══ RECORDS TO PROCESS ══

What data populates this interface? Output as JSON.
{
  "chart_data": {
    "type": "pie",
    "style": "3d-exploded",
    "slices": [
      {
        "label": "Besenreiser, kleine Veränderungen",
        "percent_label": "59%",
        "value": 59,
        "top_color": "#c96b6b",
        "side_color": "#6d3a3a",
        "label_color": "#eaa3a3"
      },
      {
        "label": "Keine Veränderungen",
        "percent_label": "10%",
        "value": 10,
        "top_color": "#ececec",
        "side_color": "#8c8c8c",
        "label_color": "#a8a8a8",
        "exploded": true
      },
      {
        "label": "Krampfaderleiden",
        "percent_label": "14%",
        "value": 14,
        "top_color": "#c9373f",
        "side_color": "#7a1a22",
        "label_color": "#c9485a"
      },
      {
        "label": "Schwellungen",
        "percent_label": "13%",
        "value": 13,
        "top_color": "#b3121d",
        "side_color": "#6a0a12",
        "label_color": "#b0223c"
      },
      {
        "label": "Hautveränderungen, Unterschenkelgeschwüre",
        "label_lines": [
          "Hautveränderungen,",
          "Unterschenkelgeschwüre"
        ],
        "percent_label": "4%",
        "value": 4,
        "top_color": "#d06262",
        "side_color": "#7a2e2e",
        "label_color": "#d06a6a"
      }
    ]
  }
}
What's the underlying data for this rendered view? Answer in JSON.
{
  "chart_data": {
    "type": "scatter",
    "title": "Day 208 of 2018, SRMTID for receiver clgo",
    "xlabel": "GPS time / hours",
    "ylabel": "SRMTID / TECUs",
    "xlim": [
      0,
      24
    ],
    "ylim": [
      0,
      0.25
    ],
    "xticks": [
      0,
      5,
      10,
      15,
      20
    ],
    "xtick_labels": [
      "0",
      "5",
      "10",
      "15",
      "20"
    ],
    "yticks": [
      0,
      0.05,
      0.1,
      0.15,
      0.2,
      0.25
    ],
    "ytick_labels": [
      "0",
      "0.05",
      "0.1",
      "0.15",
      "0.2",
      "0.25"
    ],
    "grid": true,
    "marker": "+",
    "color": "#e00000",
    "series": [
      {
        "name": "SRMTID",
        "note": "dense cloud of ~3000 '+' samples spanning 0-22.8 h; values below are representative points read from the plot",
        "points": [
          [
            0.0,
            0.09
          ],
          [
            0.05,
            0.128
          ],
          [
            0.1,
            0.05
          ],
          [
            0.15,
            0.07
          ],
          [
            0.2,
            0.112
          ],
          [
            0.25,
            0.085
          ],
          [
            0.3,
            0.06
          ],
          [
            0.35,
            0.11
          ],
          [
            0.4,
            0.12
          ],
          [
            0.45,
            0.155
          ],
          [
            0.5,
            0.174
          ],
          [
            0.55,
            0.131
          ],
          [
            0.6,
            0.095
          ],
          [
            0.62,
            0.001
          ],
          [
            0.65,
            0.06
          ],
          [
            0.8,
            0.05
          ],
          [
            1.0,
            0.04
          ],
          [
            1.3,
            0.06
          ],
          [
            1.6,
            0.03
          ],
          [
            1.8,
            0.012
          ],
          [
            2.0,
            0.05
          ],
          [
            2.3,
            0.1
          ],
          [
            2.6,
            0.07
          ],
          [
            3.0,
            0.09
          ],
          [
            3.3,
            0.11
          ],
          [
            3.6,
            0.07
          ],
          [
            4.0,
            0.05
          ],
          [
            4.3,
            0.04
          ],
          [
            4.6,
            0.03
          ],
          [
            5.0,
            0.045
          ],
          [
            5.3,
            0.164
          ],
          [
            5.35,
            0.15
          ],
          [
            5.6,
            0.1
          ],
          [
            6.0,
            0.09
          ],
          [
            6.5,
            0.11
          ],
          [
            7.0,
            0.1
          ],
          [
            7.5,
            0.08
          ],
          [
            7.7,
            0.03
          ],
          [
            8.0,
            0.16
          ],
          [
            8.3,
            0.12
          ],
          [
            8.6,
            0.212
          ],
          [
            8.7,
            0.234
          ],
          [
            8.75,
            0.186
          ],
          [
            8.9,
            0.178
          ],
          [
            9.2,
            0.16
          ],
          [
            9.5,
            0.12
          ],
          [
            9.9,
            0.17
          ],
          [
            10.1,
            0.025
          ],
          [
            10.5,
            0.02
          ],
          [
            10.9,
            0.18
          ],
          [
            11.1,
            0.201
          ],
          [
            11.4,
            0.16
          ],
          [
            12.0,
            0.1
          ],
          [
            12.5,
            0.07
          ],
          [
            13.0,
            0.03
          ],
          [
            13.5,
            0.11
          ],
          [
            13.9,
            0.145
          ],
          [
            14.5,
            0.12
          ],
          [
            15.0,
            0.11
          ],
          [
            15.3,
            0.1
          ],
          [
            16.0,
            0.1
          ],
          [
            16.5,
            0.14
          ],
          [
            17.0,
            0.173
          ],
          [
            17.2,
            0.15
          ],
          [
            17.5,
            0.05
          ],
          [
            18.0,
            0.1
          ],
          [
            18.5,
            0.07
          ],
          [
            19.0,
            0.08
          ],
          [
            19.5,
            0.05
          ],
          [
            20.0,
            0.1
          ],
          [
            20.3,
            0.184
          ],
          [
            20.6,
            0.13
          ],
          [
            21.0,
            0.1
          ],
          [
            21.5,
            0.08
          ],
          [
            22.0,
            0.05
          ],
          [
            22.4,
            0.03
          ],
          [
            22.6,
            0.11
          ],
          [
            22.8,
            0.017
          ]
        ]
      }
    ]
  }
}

═══

■ EXERCISE AIM ■
In the entries above, how many lines hold the word "JSON"? State the number and nothing else.

■ RESPONSE ■
2